#### STORED ROWS
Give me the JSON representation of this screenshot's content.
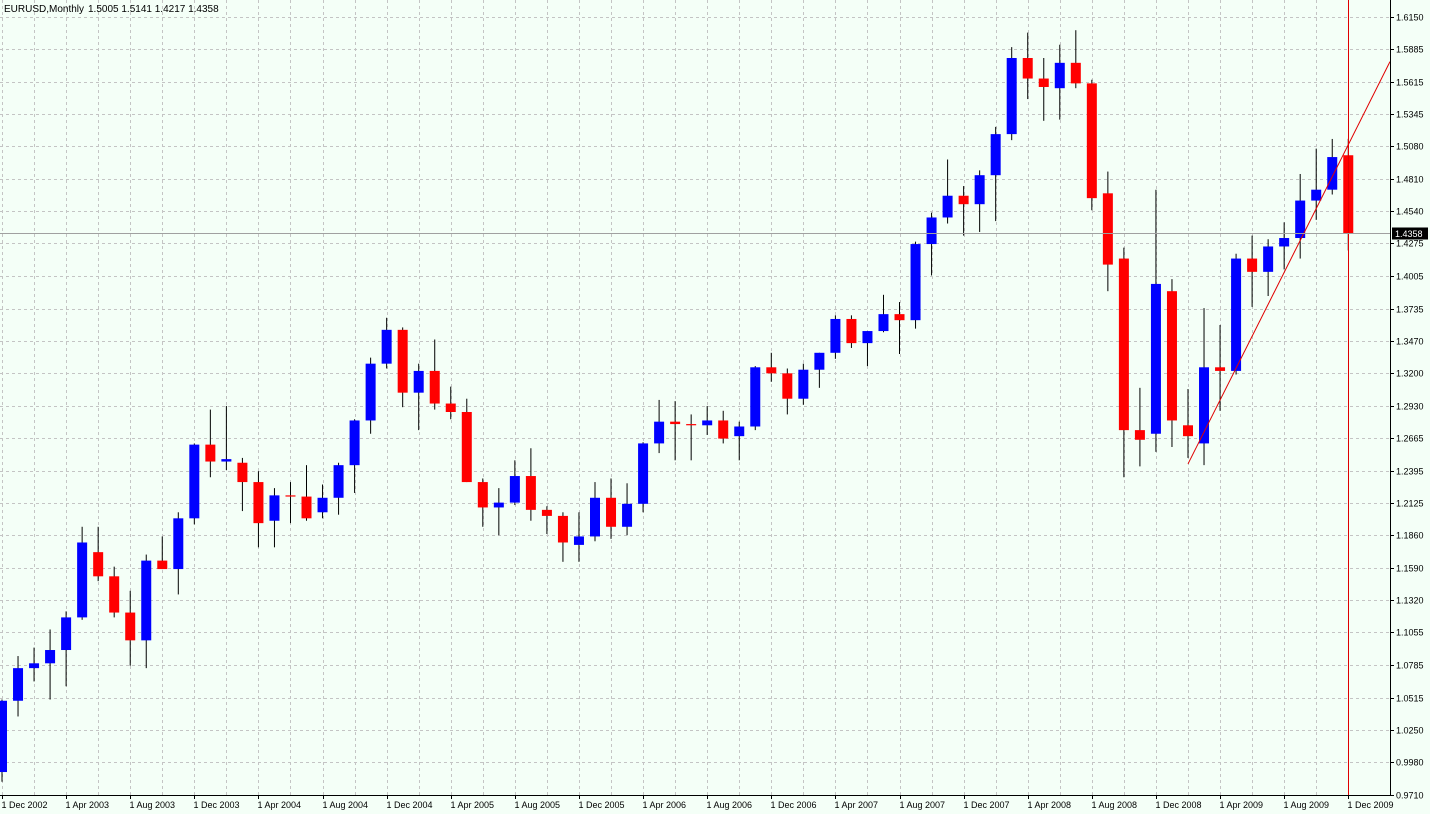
{
  "header": {
    "symbol": "EURUSD,Monthly",
    "ohlc": "1.5005 1.5141 1.4217 1.4358"
  },
  "price_label": "1.4358",
  "colors": {
    "background": "#f4fff7",
    "grid": "#c4c4c4",
    "bull": "#0000ff",
    "bear": "#ff0000",
    "wick": "#000000",
    "trendline": "#e00000",
    "marker_line": "#e00000",
    "price_box_bg": "#000000",
    "price_box_fg": "#ffffff"
  },
  "chart_data": {
    "type": "candlestick",
    "symbol": "EURUSD",
    "timeframe": "Monthly",
    "ylim": [
      0.971,
      1.629
    ],
    "grid": true,
    "y_ticks": [
      "1.6150",
      "1.5885",
      "1.5615",
      "1.5345",
      "1.5080",
      "1.4810",
      "1.4540",
      "1.4275",
      "1.4005",
      "1.3735",
      "1.3470",
      "1.3200",
      "1.2930",
      "1.2665",
      "1.2395",
      "1.2125",
      "1.1860",
      "1.1590",
      "1.1320",
      "1.1055",
      "1.0785",
      "1.0515",
      "1.0250",
      "0.9980",
      "0.9710"
    ],
    "x_labels": [
      "1 Dec 2002",
      "1 Apr 2003",
      "1 Aug 2003",
      "1 Dec 2003",
      "1 Apr 2004",
      "1 Aug 2004",
      "1 Dec 2004",
      "1 Apr 2005",
      "1 Aug 2005",
      "1 Dec 2005",
      "1 Apr 2006",
      "1 Aug 2006",
      "1 Dec 2006",
      "1 Apr 2007",
      "1 Aug 2007",
      "1 Dec 2007",
      "1 Apr 2008",
      "1 Aug 2008",
      "1 Dec 2008",
      "1 Apr 2009",
      "1 Aug 2009",
      "1 Dec 2009"
    ],
    "last_price": 1.4358,
    "candles": [
      {
        "d": "2002-12",
        "o": 0.99,
        "h": 1.05,
        "l": 0.982,
        "c": 1.049
      },
      {
        "d": "2003-01",
        "o": 1.049,
        "h": 1.086,
        "l": 1.036,
        "c": 1.076
      },
      {
        "d": "2003-02",
        "o": 1.076,
        "h": 1.093,
        "l": 1.065,
        "c": 1.08
      },
      {
        "d": "2003-03",
        "o": 1.08,
        "h": 1.108,
        "l": 1.05,
        "c": 1.091
      },
      {
        "d": "2003-04",
        "o": 1.091,
        "h": 1.123,
        "l": 1.061,
        "c": 1.118
      },
      {
        "d": "2003-05",
        "o": 1.118,
        "h": 1.193,
        "l": 1.116,
        "c": 1.18
      },
      {
        "d": "2003-06",
        "o": 1.172,
        "h": 1.193,
        "l": 1.148,
        "c": 1.152
      },
      {
        "d": "2003-07",
        "o": 1.152,
        "h": 1.16,
        "l": 1.118,
        "c": 1.122
      },
      {
        "d": "2003-08",
        "o": 1.122,
        "h": 1.14,
        "l": 1.078,
        "c": 1.099
      },
      {
        "d": "2003-09",
        "o": 1.099,
        "h": 1.17,
        "l": 1.076,
        "c": 1.165
      },
      {
        "d": "2003-10",
        "o": 1.165,
        "h": 1.185,
        "l": 1.158,
        "c": 1.158
      },
      {
        "d": "2003-11",
        "o": 1.158,
        "h": 1.205,
        "l": 1.137,
        "c": 1.2
      },
      {
        "d": "2003-12",
        "o": 1.2,
        "h": 1.262,
        "l": 1.195,
        "c": 1.261
      },
      {
        "d": "2004-01",
        "o": 1.261,
        "h": 1.29,
        "l": 1.234,
        "c": 1.247
      },
      {
        "d": "2004-02",
        "o": 1.247,
        "h": 1.293,
        "l": 1.24,
        "c": 1.249
      },
      {
        "d": "2004-03",
        "o": 1.246,
        "h": 1.25,
        "l": 1.206,
        "c": 1.23
      },
      {
        "d": "2004-04",
        "o": 1.23,
        "h": 1.239,
        "l": 1.176,
        "c": 1.196
      },
      {
        "d": "2004-05",
        "o": 1.198,
        "h": 1.225,
        "l": 1.176,
        "c": 1.219
      },
      {
        "d": "2004-06",
        "o": 1.219,
        "h": 1.23,
        "l": 1.196,
        "c": 1.218
      },
      {
        "d": "2004-07",
        "o": 1.218,
        "h": 1.244,
        "l": 1.198,
        "c": 1.2
      },
      {
        "d": "2004-08",
        "o": 1.205,
        "h": 1.228,
        "l": 1.2,
        "c": 1.217
      },
      {
        "d": "2004-09",
        "o": 1.217,
        "h": 1.246,
        "l": 1.203,
        "c": 1.244
      },
      {
        "d": "2004-10",
        "o": 1.244,
        "h": 1.282,
        "l": 1.221,
        "c": 1.281
      },
      {
        "d": "2004-11",
        "o": 1.281,
        "h": 1.333,
        "l": 1.27,
        "c": 1.328
      },
      {
        "d": "2004-12",
        "o": 1.328,
        "h": 1.366,
        "l": 1.324,
        "c": 1.356
      },
      {
        "d": "2005-01",
        "o": 1.356,
        "h": 1.358,
        "l": 1.292,
        "c": 1.304
      },
      {
        "d": "2005-02",
        "o": 1.304,
        "h": 1.328,
        "l": 1.273,
        "c": 1.322
      },
      {
        "d": "2005-03",
        "o": 1.322,
        "h": 1.348,
        "l": 1.29,
        "c": 1.295
      },
      {
        "d": "2005-04",
        "o": 1.295,
        "h": 1.309,
        "l": 1.282,
        "c": 1.288
      },
      {
        "d": "2005-05",
        "o": 1.288,
        "h": 1.299,
        "l": 1.23,
        "c": 1.23
      },
      {
        "d": "2005-06",
        "o": 1.23,
        "h": 1.233,
        "l": 1.193,
        "c": 1.209
      },
      {
        "d": "2005-07",
        "o": 1.209,
        "h": 1.225,
        "l": 1.186,
        "c": 1.213
      },
      {
        "d": "2005-08",
        "o": 1.213,
        "h": 1.248,
        "l": 1.211,
        "c": 1.235
      },
      {
        "d": "2005-09",
        "o": 1.235,
        "h": 1.258,
        "l": 1.198,
        "c": 1.207
      },
      {
        "d": "2005-10",
        "o": 1.207,
        "h": 1.21,
        "l": 1.187,
        "c": 1.202
      },
      {
        "d": "2005-11",
        "o": 1.202,
        "h": 1.205,
        "l": 1.164,
        "c": 1.18
      },
      {
        "d": "2005-12",
        "o": 1.178,
        "h": 1.205,
        "l": 1.164,
        "c": 1.185
      },
      {
        "d": "2006-01",
        "o": 1.185,
        "h": 1.23,
        "l": 1.181,
        "c": 1.217
      },
      {
        "d": "2006-02",
        "o": 1.217,
        "h": 1.233,
        "l": 1.183,
        "c": 1.193
      },
      {
        "d": "2006-03",
        "o": 1.193,
        "h": 1.229,
        "l": 1.186,
        "c": 1.212
      },
      {
        "d": "2006-04",
        "o": 1.212,
        "h": 1.263,
        "l": 1.205,
        "c": 1.262
      },
      {
        "d": "2006-05",
        "o": 1.262,
        "h": 1.298,
        "l": 1.254,
        "c": 1.28
      },
      {
        "d": "2006-06",
        "o": 1.28,
        "h": 1.297,
        "l": 1.248,
        "c": 1.278
      },
      {
        "d": "2006-07",
        "o": 1.278,
        "h": 1.286,
        "l": 1.248,
        "c": 1.277
      },
      {
        "d": "2006-08",
        "o": 1.277,
        "h": 1.293,
        "l": 1.269,
        "c": 1.281
      },
      {
        "d": "2006-09",
        "o": 1.281,
        "h": 1.289,
        "l": 1.262,
        "c": 1.266
      },
      {
        "d": "2006-10",
        "o": 1.268,
        "h": 1.28,
        "l": 1.248,
        "c": 1.276
      },
      {
        "d": "2006-11",
        "o": 1.276,
        "h": 1.326,
        "l": 1.273,
        "c": 1.325
      },
      {
        "d": "2006-12",
        "o": 1.325,
        "h": 1.337,
        "l": 1.313,
        "c": 1.32
      },
      {
        "d": "2007-01",
        "o": 1.32,
        "h": 1.324,
        "l": 1.286,
        "c": 1.299
      },
      {
        "d": "2007-02",
        "o": 1.299,
        "h": 1.328,
        "l": 1.294,
        "c": 1.323
      },
      {
        "d": "2007-03",
        "o": 1.323,
        "h": 1.337,
        "l": 1.308,
        "c": 1.337
      },
      {
        "d": "2007-04",
        "o": 1.337,
        "h": 1.368,
        "l": 1.332,
        "c": 1.365
      },
      {
        "d": "2007-05",
        "o": 1.365,
        "h": 1.368,
        "l": 1.341,
        "c": 1.345
      },
      {
        "d": "2007-06",
        "o": 1.345,
        "h": 1.355,
        "l": 1.326,
        "c": 1.355
      },
      {
        "d": "2007-07",
        "o": 1.355,
        "h": 1.385,
        "l": 1.354,
        "c": 1.369
      },
      {
        "d": "2007-08",
        "o": 1.369,
        "h": 1.379,
        "l": 1.336,
        "c": 1.364
      },
      {
        "d": "2007-09",
        "o": 1.364,
        "h": 1.429,
        "l": 1.357,
        "c": 1.427
      },
      {
        "d": "2007-10",
        "o": 1.427,
        "h": 1.453,
        "l": 1.401,
        "c": 1.449
      },
      {
        "d": "2007-11",
        "o": 1.449,
        "h": 1.497,
        "l": 1.444,
        "c": 1.467
      },
      {
        "d": "2007-12",
        "o": 1.467,
        "h": 1.475,
        "l": 1.434,
        "c": 1.46
      },
      {
        "d": "2008-01",
        "o": 1.46,
        "h": 1.488,
        "l": 1.437,
        "c": 1.484
      },
      {
        "d": "2008-02",
        "o": 1.484,
        "h": 1.524,
        "l": 1.446,
        "c": 1.518
      },
      {
        "d": "2008-03",
        "o": 1.518,
        "h": 1.59,
        "l": 1.513,
        "c": 1.581
      },
      {
        "d": "2008-04",
        "o": 1.581,
        "h": 1.602,
        "l": 1.547,
        "c": 1.564
      },
      {
        "d": "2008-05",
        "o": 1.564,
        "h": 1.581,
        "l": 1.529,
        "c": 1.557
      },
      {
        "d": "2008-06",
        "o": 1.556,
        "h": 1.592,
        "l": 1.53,
        "c": 1.577
      },
      {
        "d": "2008-07",
        "o": 1.577,
        "h": 1.604,
        "l": 1.556,
        "c": 1.56
      },
      {
        "d": "2008-08",
        "o": 1.56,
        "h": 1.563,
        "l": 1.455,
        "c": 1.465
      },
      {
        "d": "2008-09",
        "o": 1.469,
        "h": 1.487,
        "l": 1.388,
        "c": 1.41
      },
      {
        "d": "2008-10",
        "o": 1.415,
        "h": 1.424,
        "l": 1.234,
        "c": 1.273
      },
      {
        "d": "2008-11",
        "o": 1.273,
        "h": 1.308,
        "l": 1.243,
        "c": 1.265
      },
      {
        "d": "2008-12",
        "o": 1.27,
        "h": 1.472,
        "l": 1.255,
        "c": 1.394
      },
      {
        "d": "2009-01",
        "o": 1.388,
        "h": 1.398,
        "l": 1.259,
        "c": 1.281
      },
      {
        "d": "2009-02",
        "o": 1.277,
        "h": 1.307,
        "l": 1.25,
        "c": 1.268
      },
      {
        "d": "2009-03",
        "o": 1.262,
        "h": 1.374,
        "l": 1.244,
        "c": 1.325
      },
      {
        "d": "2009-04",
        "o": 1.325,
        "h": 1.36,
        "l": 1.289,
        "c": 1.322
      },
      {
        "d": "2009-05",
        "o": 1.322,
        "h": 1.419,
        "l": 1.319,
        "c": 1.415
      },
      {
        "d": "2009-06",
        "o": 1.415,
        "h": 1.434,
        "l": 1.375,
        "c": 1.404
      },
      {
        "d": "2009-07",
        "o": 1.404,
        "h": 1.431,
        "l": 1.384,
        "c": 1.425
      },
      {
        "d": "2009-08",
        "o": 1.425,
        "h": 1.445,
        "l": 1.406,
        "c": 1.432
      },
      {
        "d": "2009-09",
        "o": 1.432,
        "h": 1.485,
        "l": 1.415,
        "c": 1.463
      },
      {
        "d": "2009-10",
        "o": 1.463,
        "h": 1.506,
        "l": 1.447,
        "c": 1.472
      },
      {
        "d": "2009-11",
        "o": 1.472,
        "h": 1.514,
        "l": 1.468,
        "c": 1.499
      },
      {
        "d": "2009-12",
        "o": 1.5005,
        "h": 1.5141,
        "l": 1.4217,
        "c": 1.4358
      }
    ],
    "trendline": {
      "from": {
        "d": "2009-02",
        "price": 1.245
      },
      "to_price_at_right_edge": 1.578
    },
    "marker": {
      "d": "2009-12"
    }
  }
}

#### STATED TASK
Your task is to pick out every line with the string "symbol" and copy it.

#### COMPLETE RESPONSE
    "symbol": "EURUSD,Monthly",
    "symbol": "EURUSD",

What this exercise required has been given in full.